## DO THIS
Set the listing down again exactly, please, apart from its pictures.

══════════

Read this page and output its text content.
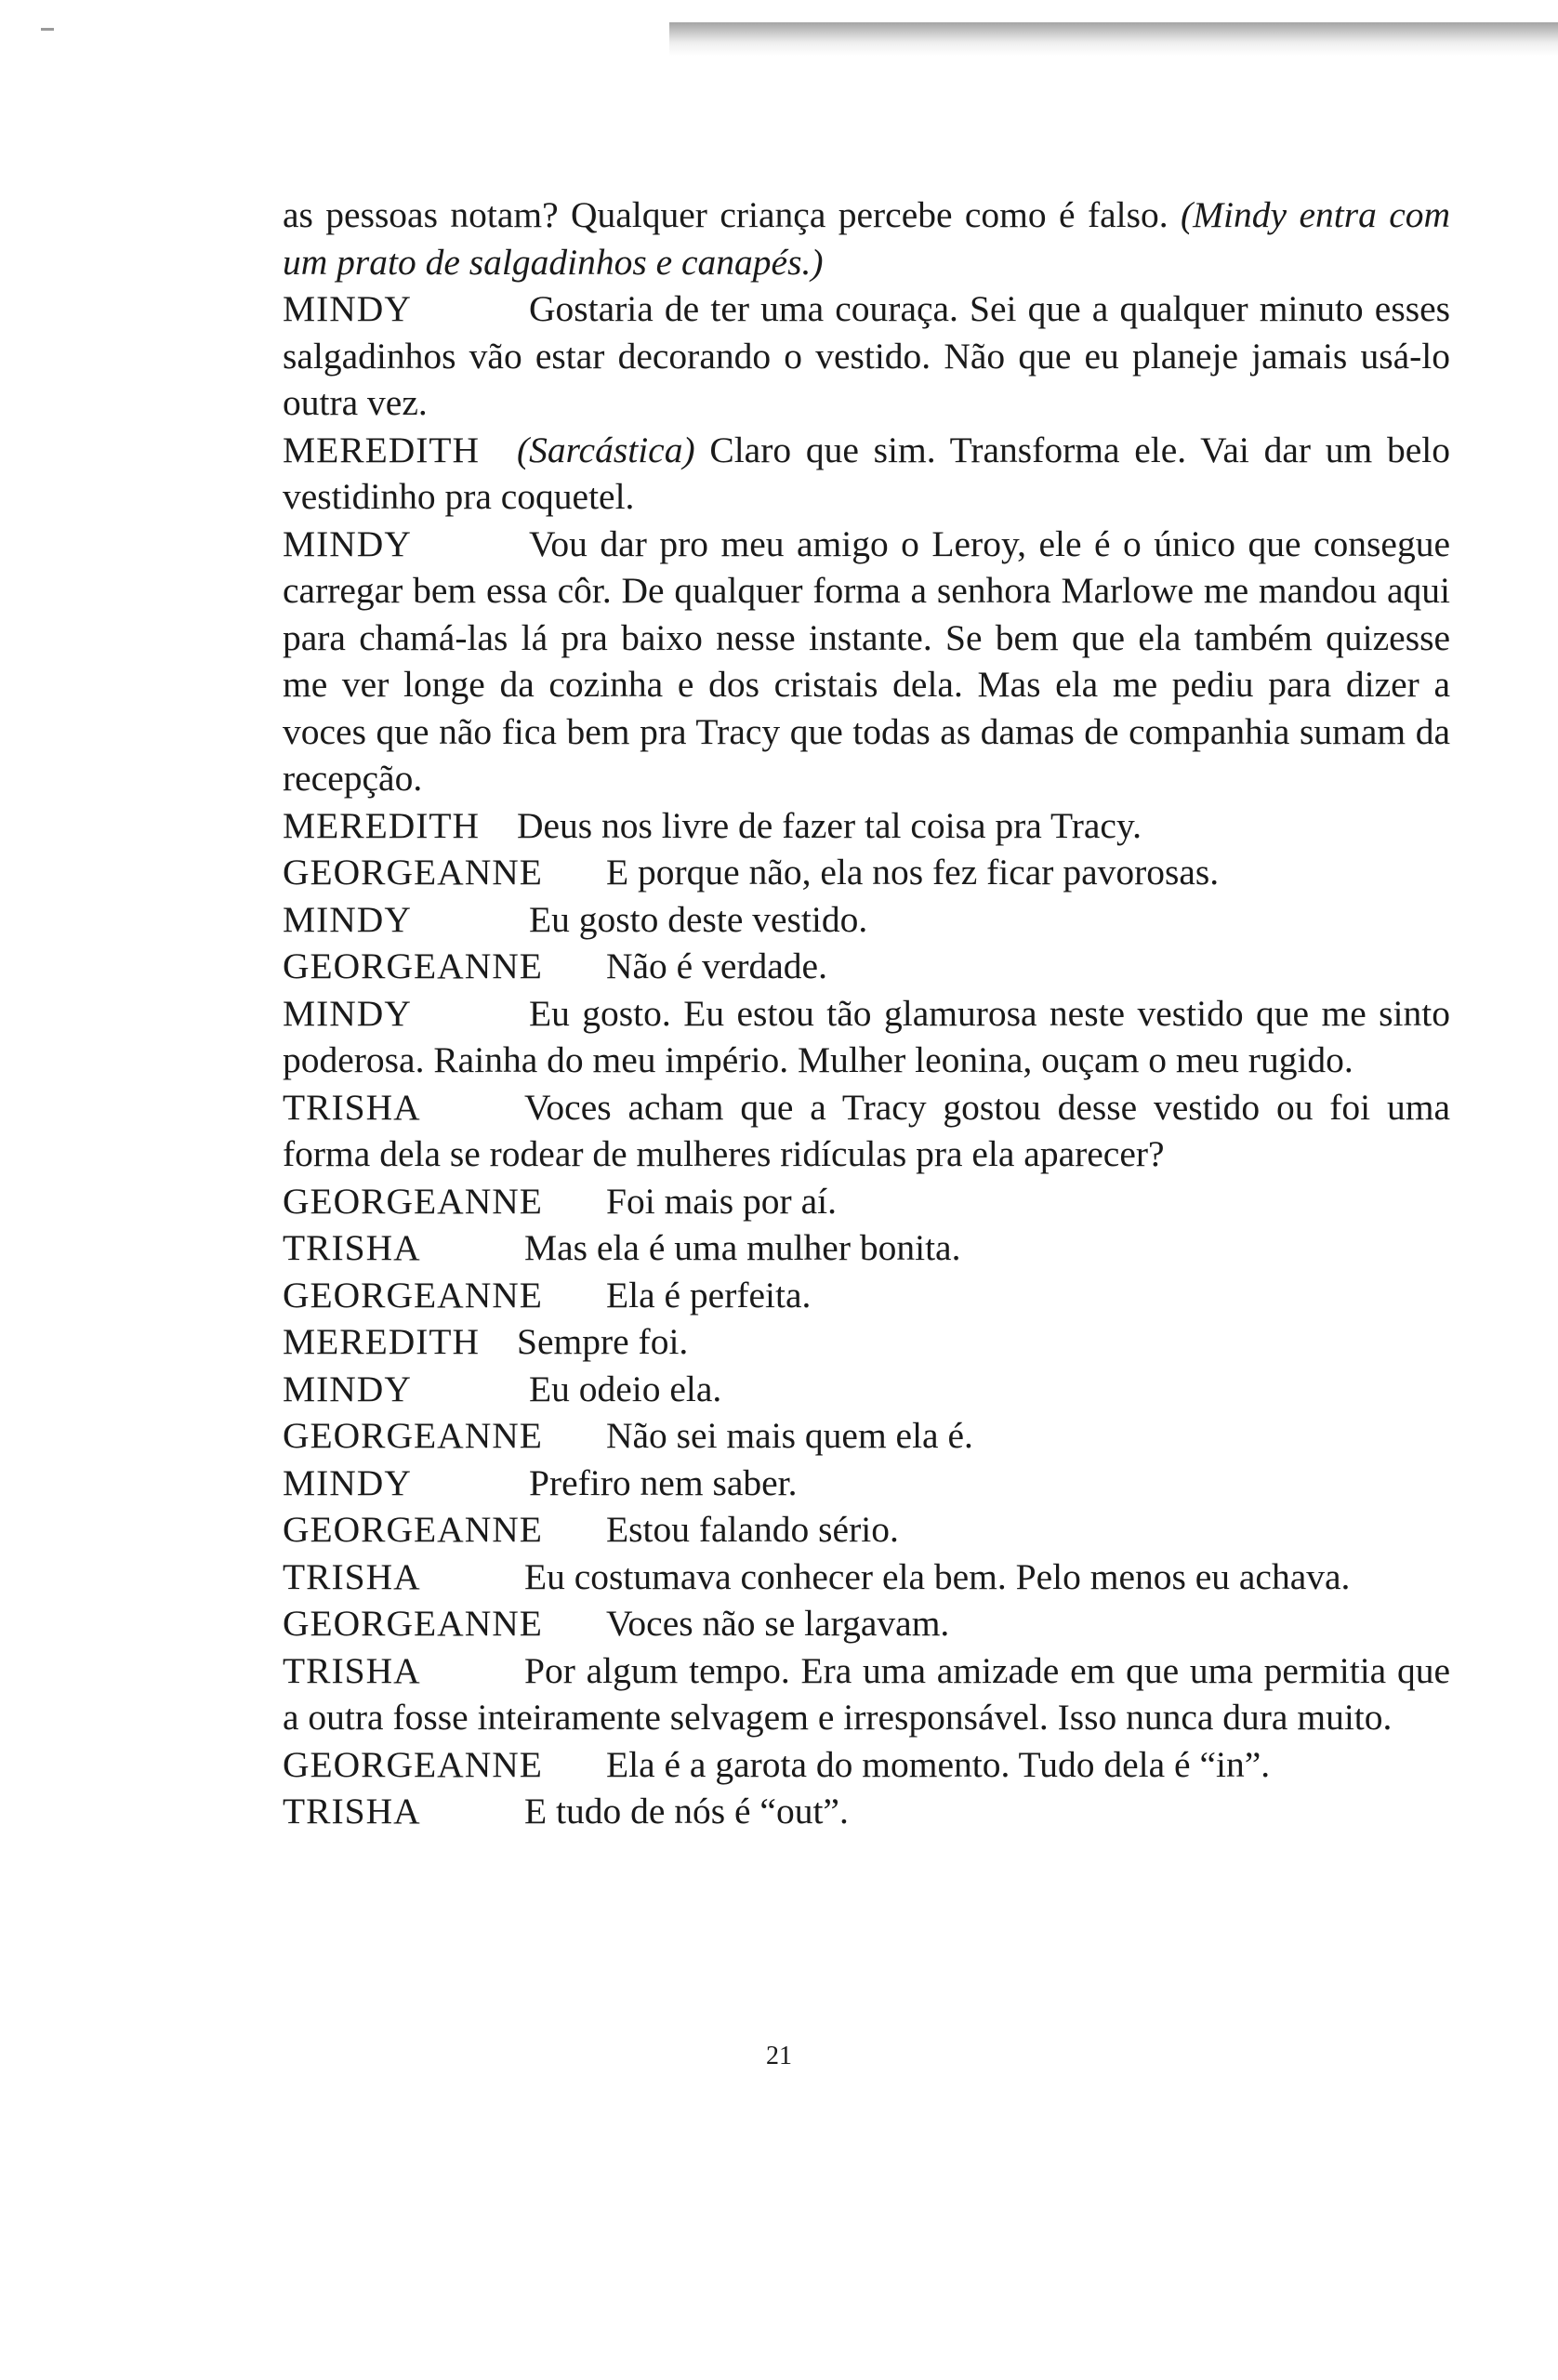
as pessoas notam? Qualquer criança percebe como é falso. (Mindy entra com um prato de salgadinhos e canapés.)

MINDY	Gostaria de ter uma couraça. Sei que a qualquer minuto esses salgadinhos vão estar decorando o vestido. Não que eu planeje jamais usá-lo outra vez.

MEREDITH (Sarcástica) Claro que sim. Transforma ele. Vai dar um belo vestidinho pra coquetel.

MINDY	Vou dar pro meu amigo o Leroy, ele é o único que consegue carregar bem essa côr. De qualquer forma a senhora Marlowe me mandou aqui para chamá-las lá pra baixo nesse instante. Se bem que ela também quizesse me ver longe da cozinha e dos cristais dela. Mas ela me pediu para dizer a voces que não fica bem pra Tracy que todas as damas de companhia sumam da recepção.

MEREDITH Deus nos livre de fazer tal coisa pra Tracy.

GEORGEANNE E porque não, ela nos fez ficar pavorosas.

MINDY	Eu gosto deste vestido.

GEORGEANNE Não é verdade.

MINDY	Eu gosto. Eu estou tão glamurosa neste vestido que me sinto poderosa. Rainha do meu império. Mulher leonina, ouçam o meu rugido.

TRISHA	Voces acham que a Tracy gostou desse vestido ou foi uma forma dela se rodear de mulheres ridículas pra ela aparecer?

GEORGEANNE Foi mais por aí.

TRISHA	Mas ela é uma mulher bonita.

GEORGEANNE Ela é perfeita.

MEREDITH Sempre foi.

MINDY	Eu odeio ela.

GEORGEANNE Não sei mais quem ela é.

MINDY	Prefiro nem saber.

GEORGEANNE Estou falando sério.

TRISHA	Eu costumava conhecer ela bem. Pelo menos eu achava.

GEORGEANNE Voces não se largavam.

TRISHA	Por algum tempo. Era uma amizade em que uma permitia que a outra fosse inteiramente selvagem e irresponsável. Isso nunca dura muito.

GEORGEANNE Ela é a garota do momento. Tudo dela é “in”.

TRISHA	E tudo de nós é “out”.

21
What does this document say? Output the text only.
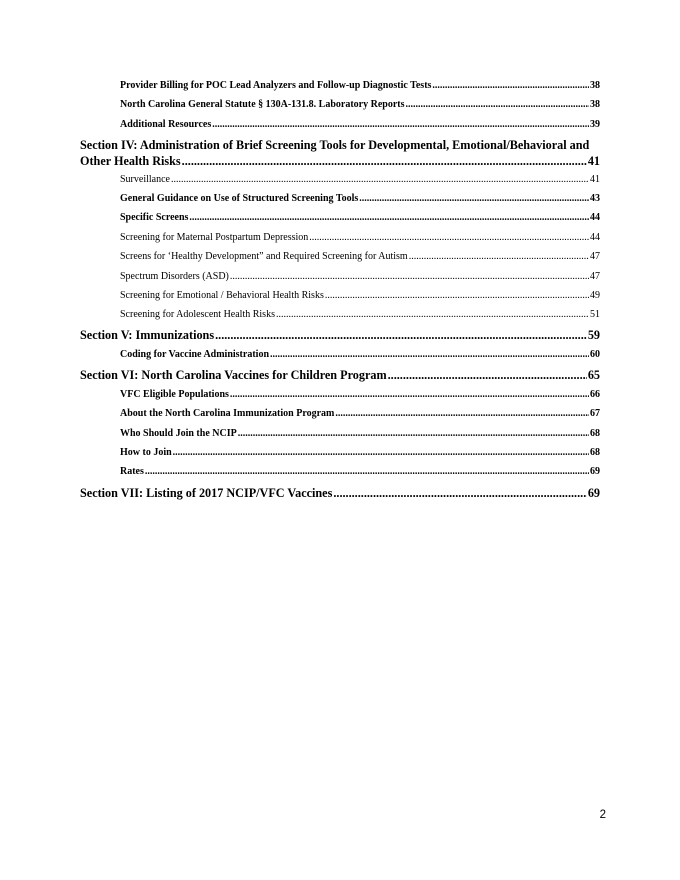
Provider Billing for POC Lead Analyzers and Follow-up Diagnostic Tests .....	38
North Carolina General Statute § 130A-131.8. Laboratory Reports .....	38
Additional Resources .....	39
Section IV: Administration of Brief Screening Tools for Developmental, Emotional/Behavioral and
Other Health Risks .....	41
Surveillance .....	41
General Guidance on Use of Structured Screening Tools .....	43
Specific Screens .....	44
Screening for Maternal Postpartum Depression .....	44
Screens for ‘Healthy Development” and Required Screening for Autism .....	47
Spectrum Disorders (ASD) .....	47
Screening for Emotional / Behavioral Health Risks .....	49
Screening for Adolescent Health Risks .....	51
Section V: Immunizations .....	59
Coding for Vaccine Administration .....	60
Section VI: North Carolina Vaccines for Children Program .....	65
VFC Eligible Populations .....	66
About the North Carolina Immunization Program .....	67
Who Should Join the NCIP .....	68
How to Join .....	68
Rates .....	69
Section VII: Listing of 2017 NCIP/VFC Vaccines .....	69
2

══════════

## TASK OUTPUT
Read this page and output its text content.
as pessoas notam? Qualquer criança percebe como é falso. (Mindy entra com um prato de salgadinhos e canapés.)

MINDY	Gostaria de ter uma couraça. Sei que a qualquer minuto esses salgadinhos vão estar decorando o vestido. Não que eu planeje jamais usá-lo outra vez.

MEREDITH (Sarcástica) Claro que sim. Transforma ele. Vai dar um belo vestidinho pra coquetel.

MINDY	Vou dar pro meu amigo o Leroy, ele é o único que consegue carregar bem essa côr. De qualquer forma a senhora Marlowe me mandou aqui para chamá-las lá pra baixo nesse instante. Se bem que ela também quizesse me ver longe da cozinha e dos cristais dela. Mas ela me pediu para dizer a voces que não fica bem pra Tracy que todas as damas de companhia sumam da recepção.

MEREDITH Deus nos livre de fazer tal coisa pra Tracy.

GEORGEANNE E porque não, ela nos fez ficar pavorosas.

MINDY	Eu gosto deste vestido.

GEORGEANNE Não é verdade.

MINDY	Eu gosto. Eu estou tão glamurosa neste vestido que me sinto poderosa. Rainha do meu império. Mulher leonina, ouçam o meu rugido.

TRISHA	Voces acham que a Tracy gostou desse vestido ou foi uma forma dela se rodear de mulheres ridículas pra ela aparecer?

GEORGEANNE Foi mais por aí.

TRISHA	Mas ela é uma mulher bonita.

GEORGEANNE Ela é perfeita.

MEREDITH Sempre foi.

MINDY	Eu odeio ela.

GEORGEANNE Não sei mais quem ela é.

MINDY	Prefiro nem saber.

GEORGEANNE Estou falando sério.

TRISHA	Eu costumava conhecer ela bem. Pelo menos eu achava.

GEORGEANNE Voces não se largavam.

TRISHA	Por algum tempo. Era uma amizade em que uma permitia que a outra fosse inteiramente selvagem e irresponsável. Isso nunca dura muito.

GEORGEANNE Ela é a garota do momento. Tudo dela é “in”.

TRISHA	E tudo de nós é “out”.

21
What does this document say? Output the text only.
Provider Billing for POC Lead Analyzers and Follow-up Diagnostic Tests .....	38
North Carolina General Statute § 130A-131.8. Laboratory Reports .....	38
Additional Resources .....	39
Section IV: Administration of Brief Screening Tools for Developmental, Emotional/Behavioral and
Other Health Risks .....	41
Surveillance .....	41
General Guidance on Use of Structured Screening Tools .....	43
Specific Screens .....	44
Screening for Maternal Postpartum Depression .....	44
Screens for ‘Healthy Development” and Required Screening for Autism .....	47
Spectrum Disorders (ASD) .....	47
Screening for Emotional / Behavioral Health Risks .....	49
Screening for Adolescent Health Risks .....	51
Section V: Immunizations .....	59
Coding for Vaccine Administration .....	60
Section VI: North Carolina Vaccines for Children Program .....	65
VFC Eligible Populations .....	66
About the North Carolina Immunization Program .....	67
Who Should Join the NCIP .....	68
How to Join .....	68
Rates .....	69
Section VII: Listing of 2017 NCIP/VFC Vaccines .....	69
2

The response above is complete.